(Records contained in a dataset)
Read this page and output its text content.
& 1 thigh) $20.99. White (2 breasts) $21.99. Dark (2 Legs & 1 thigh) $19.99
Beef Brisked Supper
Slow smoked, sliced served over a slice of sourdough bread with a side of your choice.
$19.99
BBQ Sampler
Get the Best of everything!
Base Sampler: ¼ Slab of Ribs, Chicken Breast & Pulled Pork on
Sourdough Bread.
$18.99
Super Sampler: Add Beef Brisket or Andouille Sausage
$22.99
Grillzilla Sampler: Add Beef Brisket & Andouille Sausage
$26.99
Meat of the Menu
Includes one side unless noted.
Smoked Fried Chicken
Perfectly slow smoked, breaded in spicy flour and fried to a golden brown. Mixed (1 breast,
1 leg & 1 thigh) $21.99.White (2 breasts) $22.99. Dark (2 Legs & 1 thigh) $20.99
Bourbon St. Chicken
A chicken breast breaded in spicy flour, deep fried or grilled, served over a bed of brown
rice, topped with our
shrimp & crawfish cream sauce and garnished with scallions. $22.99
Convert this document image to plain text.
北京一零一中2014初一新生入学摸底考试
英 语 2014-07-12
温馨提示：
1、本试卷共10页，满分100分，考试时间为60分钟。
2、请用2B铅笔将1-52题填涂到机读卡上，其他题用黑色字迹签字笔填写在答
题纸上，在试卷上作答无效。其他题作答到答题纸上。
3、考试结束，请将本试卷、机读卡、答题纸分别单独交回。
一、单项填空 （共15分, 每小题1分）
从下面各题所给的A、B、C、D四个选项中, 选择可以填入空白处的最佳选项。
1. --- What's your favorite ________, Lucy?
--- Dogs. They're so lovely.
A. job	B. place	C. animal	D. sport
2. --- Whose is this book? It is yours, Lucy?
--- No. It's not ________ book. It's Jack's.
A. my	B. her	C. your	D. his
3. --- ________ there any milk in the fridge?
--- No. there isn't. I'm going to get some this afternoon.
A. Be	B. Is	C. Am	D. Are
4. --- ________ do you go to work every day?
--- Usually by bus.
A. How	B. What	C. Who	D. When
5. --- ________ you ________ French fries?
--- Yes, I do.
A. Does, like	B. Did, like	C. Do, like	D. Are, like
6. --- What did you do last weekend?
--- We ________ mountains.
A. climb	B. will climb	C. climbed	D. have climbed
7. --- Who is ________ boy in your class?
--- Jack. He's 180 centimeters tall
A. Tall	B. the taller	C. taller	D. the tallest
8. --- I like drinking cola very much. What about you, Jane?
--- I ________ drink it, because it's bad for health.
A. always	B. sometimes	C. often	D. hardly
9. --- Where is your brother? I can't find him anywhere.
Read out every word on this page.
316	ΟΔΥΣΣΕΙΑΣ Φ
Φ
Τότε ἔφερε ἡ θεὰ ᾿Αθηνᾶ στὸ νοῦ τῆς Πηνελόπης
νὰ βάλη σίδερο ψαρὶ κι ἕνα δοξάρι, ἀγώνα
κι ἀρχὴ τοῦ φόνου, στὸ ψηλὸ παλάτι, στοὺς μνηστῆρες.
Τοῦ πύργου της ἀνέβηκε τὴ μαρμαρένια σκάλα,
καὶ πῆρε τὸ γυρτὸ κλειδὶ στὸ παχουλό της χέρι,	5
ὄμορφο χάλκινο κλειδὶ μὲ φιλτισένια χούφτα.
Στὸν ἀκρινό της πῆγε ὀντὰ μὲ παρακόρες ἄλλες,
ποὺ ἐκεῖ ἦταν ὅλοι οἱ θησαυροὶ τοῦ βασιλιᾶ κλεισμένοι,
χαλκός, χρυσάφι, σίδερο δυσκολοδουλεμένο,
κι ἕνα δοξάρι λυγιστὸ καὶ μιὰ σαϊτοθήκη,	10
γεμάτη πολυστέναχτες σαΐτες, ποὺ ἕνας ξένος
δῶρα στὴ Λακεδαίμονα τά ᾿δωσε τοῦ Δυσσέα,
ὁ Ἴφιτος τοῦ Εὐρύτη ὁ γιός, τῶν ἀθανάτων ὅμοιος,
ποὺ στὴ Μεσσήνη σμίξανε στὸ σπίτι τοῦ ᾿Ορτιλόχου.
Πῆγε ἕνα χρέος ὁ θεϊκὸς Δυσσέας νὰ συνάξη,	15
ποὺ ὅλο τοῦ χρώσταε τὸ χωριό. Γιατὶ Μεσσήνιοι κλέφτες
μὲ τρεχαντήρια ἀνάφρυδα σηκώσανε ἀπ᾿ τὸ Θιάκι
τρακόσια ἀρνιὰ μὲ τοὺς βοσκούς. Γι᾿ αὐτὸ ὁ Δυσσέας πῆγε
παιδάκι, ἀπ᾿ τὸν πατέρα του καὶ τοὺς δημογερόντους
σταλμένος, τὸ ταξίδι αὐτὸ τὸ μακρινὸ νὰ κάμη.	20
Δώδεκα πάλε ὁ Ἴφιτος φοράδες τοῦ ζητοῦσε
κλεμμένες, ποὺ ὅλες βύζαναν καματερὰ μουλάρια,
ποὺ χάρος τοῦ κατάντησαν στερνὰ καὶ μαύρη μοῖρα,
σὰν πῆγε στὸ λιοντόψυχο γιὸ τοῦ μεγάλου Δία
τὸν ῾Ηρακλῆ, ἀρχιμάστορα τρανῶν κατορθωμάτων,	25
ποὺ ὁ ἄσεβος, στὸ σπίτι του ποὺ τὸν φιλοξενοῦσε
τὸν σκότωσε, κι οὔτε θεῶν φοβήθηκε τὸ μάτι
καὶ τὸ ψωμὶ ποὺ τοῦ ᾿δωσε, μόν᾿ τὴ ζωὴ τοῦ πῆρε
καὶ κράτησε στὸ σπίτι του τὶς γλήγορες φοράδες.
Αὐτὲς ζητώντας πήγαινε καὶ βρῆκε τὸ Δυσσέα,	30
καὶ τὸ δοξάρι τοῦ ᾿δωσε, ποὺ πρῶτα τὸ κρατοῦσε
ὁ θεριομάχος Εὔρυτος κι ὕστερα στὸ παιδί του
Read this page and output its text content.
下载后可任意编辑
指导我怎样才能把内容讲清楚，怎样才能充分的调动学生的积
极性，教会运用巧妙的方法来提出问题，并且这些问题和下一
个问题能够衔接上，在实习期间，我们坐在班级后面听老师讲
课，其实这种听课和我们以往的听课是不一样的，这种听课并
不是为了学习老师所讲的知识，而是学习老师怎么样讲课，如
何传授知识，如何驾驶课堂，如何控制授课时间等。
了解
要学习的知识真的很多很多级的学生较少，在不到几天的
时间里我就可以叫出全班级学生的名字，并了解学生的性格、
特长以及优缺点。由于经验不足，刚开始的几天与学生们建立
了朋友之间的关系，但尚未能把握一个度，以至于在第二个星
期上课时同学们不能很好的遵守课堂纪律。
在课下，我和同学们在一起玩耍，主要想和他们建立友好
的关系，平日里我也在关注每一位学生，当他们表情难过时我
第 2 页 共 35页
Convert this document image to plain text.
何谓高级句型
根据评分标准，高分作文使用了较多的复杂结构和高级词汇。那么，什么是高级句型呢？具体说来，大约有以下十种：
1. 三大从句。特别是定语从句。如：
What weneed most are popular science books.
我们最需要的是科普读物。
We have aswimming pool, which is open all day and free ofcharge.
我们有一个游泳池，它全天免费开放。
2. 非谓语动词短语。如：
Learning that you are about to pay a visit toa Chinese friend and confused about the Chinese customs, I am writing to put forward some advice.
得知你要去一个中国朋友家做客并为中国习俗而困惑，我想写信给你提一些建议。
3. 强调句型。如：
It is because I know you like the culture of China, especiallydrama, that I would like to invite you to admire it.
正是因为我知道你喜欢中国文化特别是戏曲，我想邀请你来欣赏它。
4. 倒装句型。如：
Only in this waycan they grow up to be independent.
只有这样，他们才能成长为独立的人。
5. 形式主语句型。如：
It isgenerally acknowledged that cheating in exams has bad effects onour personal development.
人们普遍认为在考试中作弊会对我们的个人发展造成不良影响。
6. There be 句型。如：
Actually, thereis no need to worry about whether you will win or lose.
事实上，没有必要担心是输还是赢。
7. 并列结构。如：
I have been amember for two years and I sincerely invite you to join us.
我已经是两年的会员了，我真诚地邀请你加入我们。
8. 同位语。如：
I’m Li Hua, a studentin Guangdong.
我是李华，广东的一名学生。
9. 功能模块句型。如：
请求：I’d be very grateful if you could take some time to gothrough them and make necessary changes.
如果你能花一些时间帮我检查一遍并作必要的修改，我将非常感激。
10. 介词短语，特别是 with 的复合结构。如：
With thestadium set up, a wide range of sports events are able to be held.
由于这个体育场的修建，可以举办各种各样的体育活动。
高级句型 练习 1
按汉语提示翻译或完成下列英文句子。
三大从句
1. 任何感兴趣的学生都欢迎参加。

[Exercise prompt] Look for the word "κλειδὶ" in every line of the listing and copy the lines that have it.

[Worked answer]
καὶ πῆρε τὸ γυρτὸ κλειδὶ στὸ παχουλό της χέρι,	5
ὄμορφο χάλκινο κλειδὶ μὲ φιλτισένια χούφτα.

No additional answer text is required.